* **Written exercise**
Print the data verbatim, from its first line through the line containing "target-value: 无 <box>1280 262 1300 286</box>", with both ends included.

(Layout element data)
================

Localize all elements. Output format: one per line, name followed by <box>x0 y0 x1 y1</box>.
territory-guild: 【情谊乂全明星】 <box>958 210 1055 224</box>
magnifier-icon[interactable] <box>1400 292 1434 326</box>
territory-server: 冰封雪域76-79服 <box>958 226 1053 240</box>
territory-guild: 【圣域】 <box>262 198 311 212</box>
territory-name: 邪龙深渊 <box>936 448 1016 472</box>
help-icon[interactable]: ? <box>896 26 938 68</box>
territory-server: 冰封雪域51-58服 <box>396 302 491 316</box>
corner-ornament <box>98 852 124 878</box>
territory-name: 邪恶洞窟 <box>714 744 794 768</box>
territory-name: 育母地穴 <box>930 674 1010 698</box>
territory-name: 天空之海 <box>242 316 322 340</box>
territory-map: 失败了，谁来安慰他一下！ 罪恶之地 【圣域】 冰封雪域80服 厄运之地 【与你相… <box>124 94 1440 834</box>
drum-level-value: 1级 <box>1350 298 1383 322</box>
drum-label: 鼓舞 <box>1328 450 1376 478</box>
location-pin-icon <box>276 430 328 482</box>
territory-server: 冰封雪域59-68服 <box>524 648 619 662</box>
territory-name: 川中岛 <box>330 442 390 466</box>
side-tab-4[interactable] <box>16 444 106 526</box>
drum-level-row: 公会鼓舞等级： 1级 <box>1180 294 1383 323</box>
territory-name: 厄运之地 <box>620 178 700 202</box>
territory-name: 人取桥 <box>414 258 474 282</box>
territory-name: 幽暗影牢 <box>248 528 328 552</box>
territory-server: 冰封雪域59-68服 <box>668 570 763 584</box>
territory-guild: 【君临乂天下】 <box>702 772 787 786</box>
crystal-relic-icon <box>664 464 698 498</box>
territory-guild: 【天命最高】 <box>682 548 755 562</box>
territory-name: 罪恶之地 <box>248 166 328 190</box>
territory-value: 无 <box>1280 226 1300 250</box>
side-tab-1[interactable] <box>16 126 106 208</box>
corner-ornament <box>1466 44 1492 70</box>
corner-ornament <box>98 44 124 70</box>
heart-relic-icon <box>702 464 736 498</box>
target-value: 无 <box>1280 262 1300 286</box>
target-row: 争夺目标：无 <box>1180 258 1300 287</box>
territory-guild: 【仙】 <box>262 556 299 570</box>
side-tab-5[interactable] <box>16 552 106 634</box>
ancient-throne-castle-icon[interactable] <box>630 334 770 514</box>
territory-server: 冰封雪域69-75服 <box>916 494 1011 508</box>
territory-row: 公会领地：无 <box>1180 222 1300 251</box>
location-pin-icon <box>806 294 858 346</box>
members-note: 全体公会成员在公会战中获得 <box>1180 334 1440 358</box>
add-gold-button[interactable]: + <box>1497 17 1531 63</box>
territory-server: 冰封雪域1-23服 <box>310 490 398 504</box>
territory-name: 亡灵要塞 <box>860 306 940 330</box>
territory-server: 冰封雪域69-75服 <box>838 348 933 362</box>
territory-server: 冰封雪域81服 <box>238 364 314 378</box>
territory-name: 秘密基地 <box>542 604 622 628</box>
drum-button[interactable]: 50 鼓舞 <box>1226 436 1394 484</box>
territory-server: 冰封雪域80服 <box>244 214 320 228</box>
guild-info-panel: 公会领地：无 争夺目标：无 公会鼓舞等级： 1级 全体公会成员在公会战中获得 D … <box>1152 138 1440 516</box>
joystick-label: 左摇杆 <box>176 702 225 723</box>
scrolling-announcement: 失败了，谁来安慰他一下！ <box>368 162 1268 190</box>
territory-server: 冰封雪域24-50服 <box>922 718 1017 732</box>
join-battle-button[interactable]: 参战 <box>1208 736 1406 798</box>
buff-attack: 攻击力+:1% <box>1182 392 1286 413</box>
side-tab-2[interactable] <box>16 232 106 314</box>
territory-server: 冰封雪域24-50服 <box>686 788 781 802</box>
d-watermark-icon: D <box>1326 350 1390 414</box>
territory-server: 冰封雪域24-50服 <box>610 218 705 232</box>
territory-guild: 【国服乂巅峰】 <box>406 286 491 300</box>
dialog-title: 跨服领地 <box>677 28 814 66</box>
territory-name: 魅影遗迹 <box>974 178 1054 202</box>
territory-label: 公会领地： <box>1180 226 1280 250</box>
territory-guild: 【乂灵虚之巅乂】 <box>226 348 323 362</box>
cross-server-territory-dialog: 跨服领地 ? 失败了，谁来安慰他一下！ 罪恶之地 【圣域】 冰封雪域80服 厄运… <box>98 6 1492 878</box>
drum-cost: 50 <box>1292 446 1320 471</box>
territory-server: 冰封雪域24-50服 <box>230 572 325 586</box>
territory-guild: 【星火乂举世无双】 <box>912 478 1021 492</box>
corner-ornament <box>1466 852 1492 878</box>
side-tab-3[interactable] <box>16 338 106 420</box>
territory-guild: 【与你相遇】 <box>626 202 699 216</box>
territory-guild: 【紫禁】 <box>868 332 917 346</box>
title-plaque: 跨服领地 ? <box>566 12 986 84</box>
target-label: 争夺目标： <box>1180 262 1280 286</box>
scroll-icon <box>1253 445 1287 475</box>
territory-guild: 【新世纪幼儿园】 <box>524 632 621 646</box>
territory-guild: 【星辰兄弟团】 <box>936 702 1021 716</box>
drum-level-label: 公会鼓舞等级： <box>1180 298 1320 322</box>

================

* **Finished exercise**
Localize all elements. Output format: one per line, name followed by <box>x0 y0 x1 y1</box>.
territory-guild: 【情谊乂全明星】 <box>958 210 1055 224</box>
magnifier-icon[interactable] <box>1400 292 1434 326</box>
territory-server: 冰封雪域76-79服 <box>958 226 1053 240</box>
territory-guild: 【圣域】 <box>262 198 311 212</box>
territory-name: 邪龙深渊 <box>936 448 1016 472</box>
help-icon[interactable]: ? <box>896 26 938 68</box>
territory-server: 冰封雪域51-58服 <box>396 302 491 316</box>
corner-ornament <box>98 852 124 878</box>
territory-name: 邪恶洞窟 <box>714 744 794 768</box>
territory-name: 育母地穴 <box>930 674 1010 698</box>
territory-name: 天空之海 <box>242 316 322 340</box>
territory-map: 失败了，谁来安慰他一下！ 罪恶之地 【圣域】 冰封雪域80服 厄运之地 【与你相… <box>124 94 1440 834</box>
drum-level-value: 1级 <box>1350 298 1383 322</box>
drum-label: 鼓舞 <box>1328 450 1376 478</box>
location-pin-icon <box>276 430 328 482</box>
territory-server: 冰封雪域59-68服 <box>524 648 619 662</box>
territory-name: 川中岛 <box>330 442 390 466</box>
side-tab-4[interactable] <box>16 444 106 526</box>
drum-level-row: 公会鼓舞等级： 1级 <box>1180 294 1383 323</box>
territory-name: 厄运之地 <box>620 178 700 202</box>
territory-name: 人取桥 <box>414 258 474 282</box>
territory-name: 幽暗影牢 <box>248 528 328 552</box>
territory-server: 冰封雪域59-68服 <box>668 570 763 584</box>
territory-guild: 【君临乂天下】 <box>702 772 787 786</box>
crystal-relic-icon <box>664 464 698 498</box>
territory-guild: 【天命最高】 <box>682 548 755 562</box>
territory-name: 罪恶之地 <box>248 166 328 190</box>
territory-value: 无 <box>1280 226 1300 250</box>
side-tab-1[interactable] <box>16 126 106 208</box>
corner-ornament <box>1466 44 1492 70</box>
corner-ornament <box>98 44 124 70</box>
heart-relic-icon <box>702 464 736 498</box>
target-value: 无 <box>1280 262 1300 286</box>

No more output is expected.